>> start Input material
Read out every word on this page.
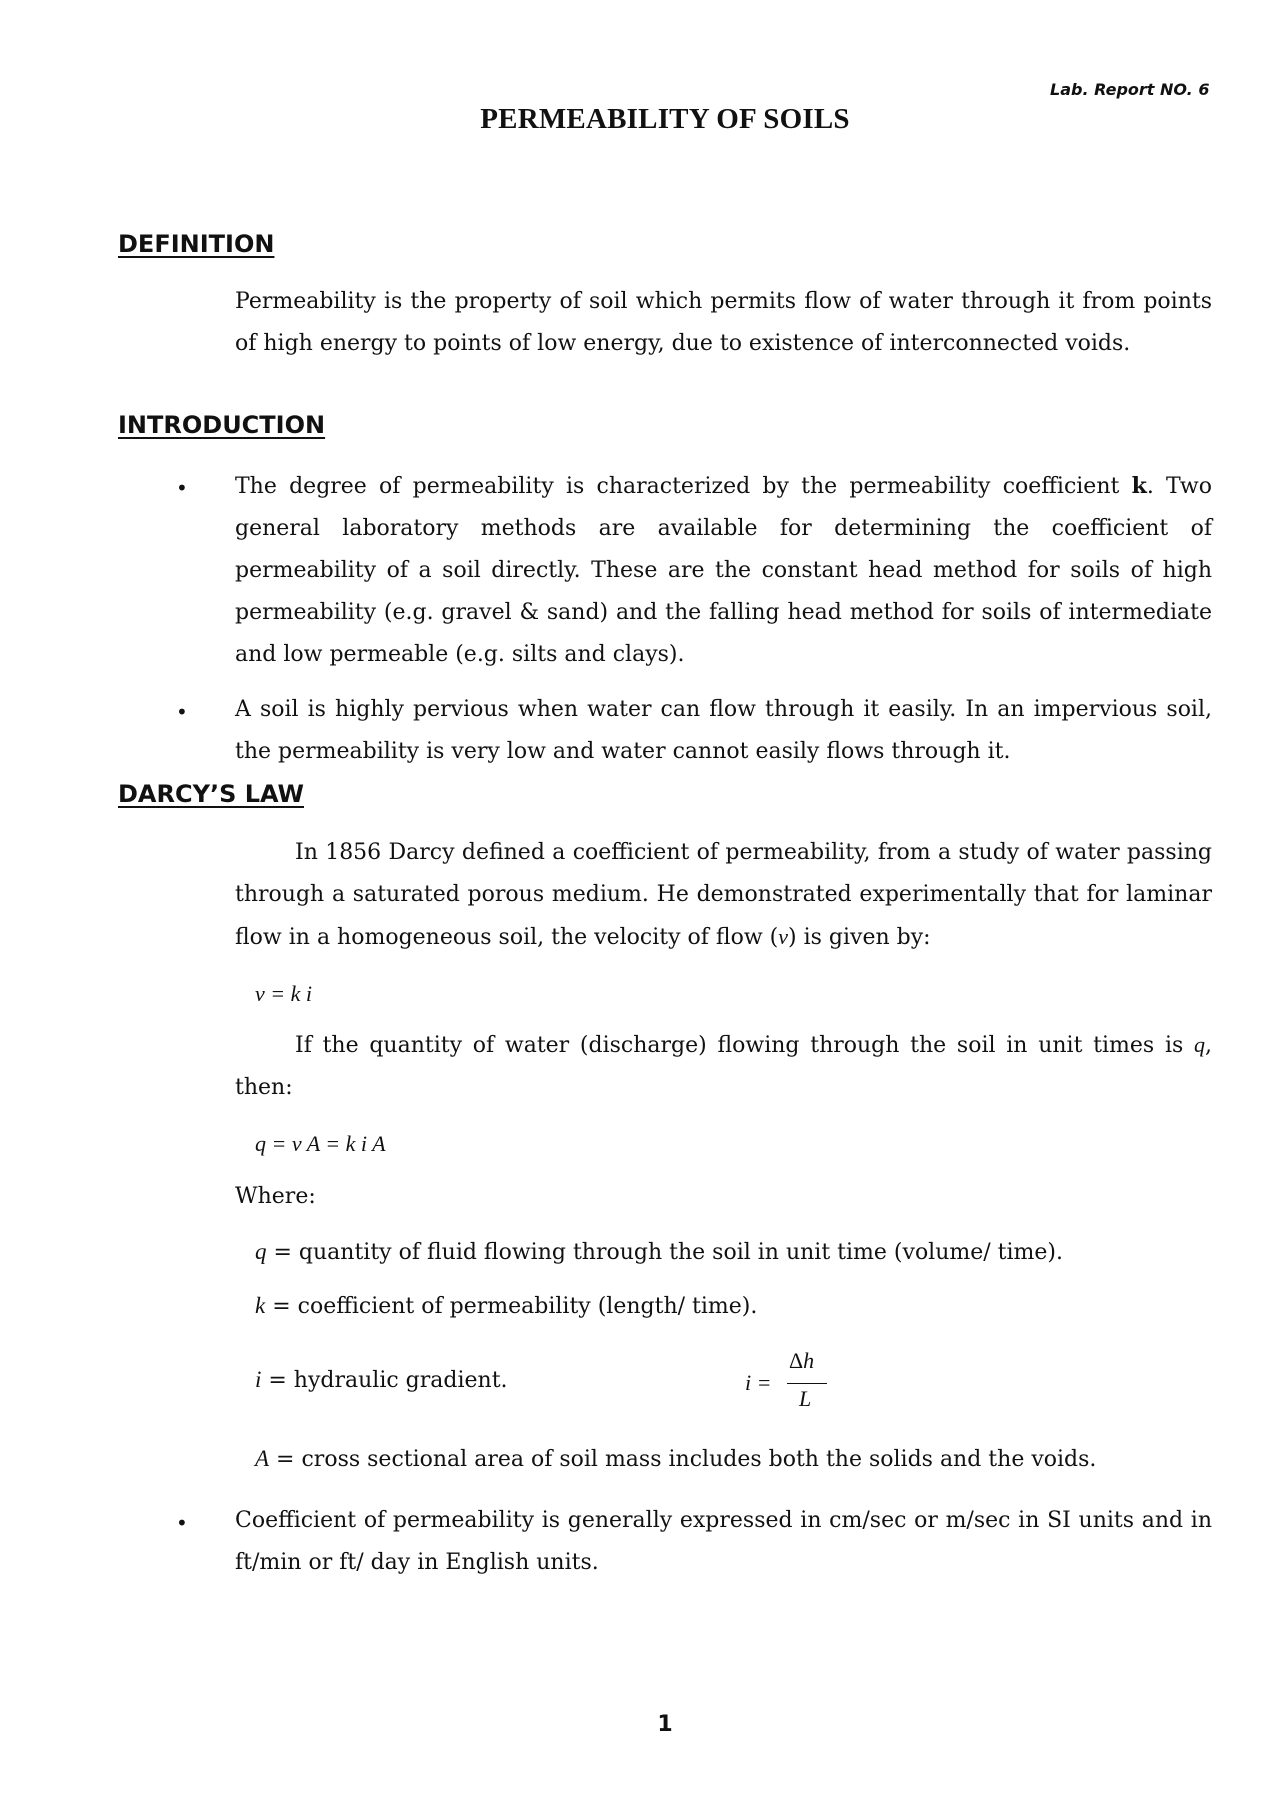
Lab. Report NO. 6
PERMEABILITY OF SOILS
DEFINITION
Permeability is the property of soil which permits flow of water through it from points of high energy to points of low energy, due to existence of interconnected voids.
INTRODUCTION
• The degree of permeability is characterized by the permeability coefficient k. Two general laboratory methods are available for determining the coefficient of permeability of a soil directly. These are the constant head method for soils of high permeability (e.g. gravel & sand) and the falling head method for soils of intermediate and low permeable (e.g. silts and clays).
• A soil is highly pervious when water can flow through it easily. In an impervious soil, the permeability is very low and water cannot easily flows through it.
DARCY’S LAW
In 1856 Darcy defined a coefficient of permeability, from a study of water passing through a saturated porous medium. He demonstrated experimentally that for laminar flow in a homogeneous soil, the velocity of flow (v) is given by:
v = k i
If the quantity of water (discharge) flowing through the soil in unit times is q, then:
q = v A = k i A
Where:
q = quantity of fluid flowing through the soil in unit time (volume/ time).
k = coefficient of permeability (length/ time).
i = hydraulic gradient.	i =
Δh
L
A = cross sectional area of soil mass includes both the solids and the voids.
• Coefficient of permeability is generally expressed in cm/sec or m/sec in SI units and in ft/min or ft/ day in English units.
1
>> end Input material
Work to be completed: Transcribe every record above exactly as written, leaving out any pictures.

Worked answer:
Read out every word on this page.
Lab. Report NO. 6
PERMEABILITY OF SOILS
DEFINITION
Permeability is the property of soil which permits flow of water through it from points of high energy to points of low energy, due to existence of interconnected voids.
INTRODUCTION
• The degree of permeability is characterized by the permeability coefficient k. Two general laboratory methods are available for determining the coefficient of permeability of a soil directly. These are the constant head method for soils of high permeability (e.g. gravel & sand) and the falling head method for soils of intermediate and low permeable (e.g. silts and clays).
• A soil is highly pervious when water can flow through it easily. In an impervious soil, the permeability is very low and water cannot easily flows through it.
DARCY’S LAW
In 1856 Darcy defined a coefficient of permeability, from a study of water passing through a saturated porous medium. He demonstrated experimentally that for laminar flow in a homogeneous soil, the velocity of flow (v) is given by:
v = k i
If the quantity of water (discharge) flowing through the soil in unit times is q, then:
q = v A = k i A
Where:
q = quantity of fluid flowing through the soil in unit time (volume/ time).
k = coefficient of permeability (length/ time).
i = hydraulic gradient.	i =
Δh
L
A = cross sectional area of soil mass includes both the solids and the voids.
• Coefficient of permeability is generally expressed in cm/sec or m/sec in SI units and in ft/min or ft/ day in English units.
1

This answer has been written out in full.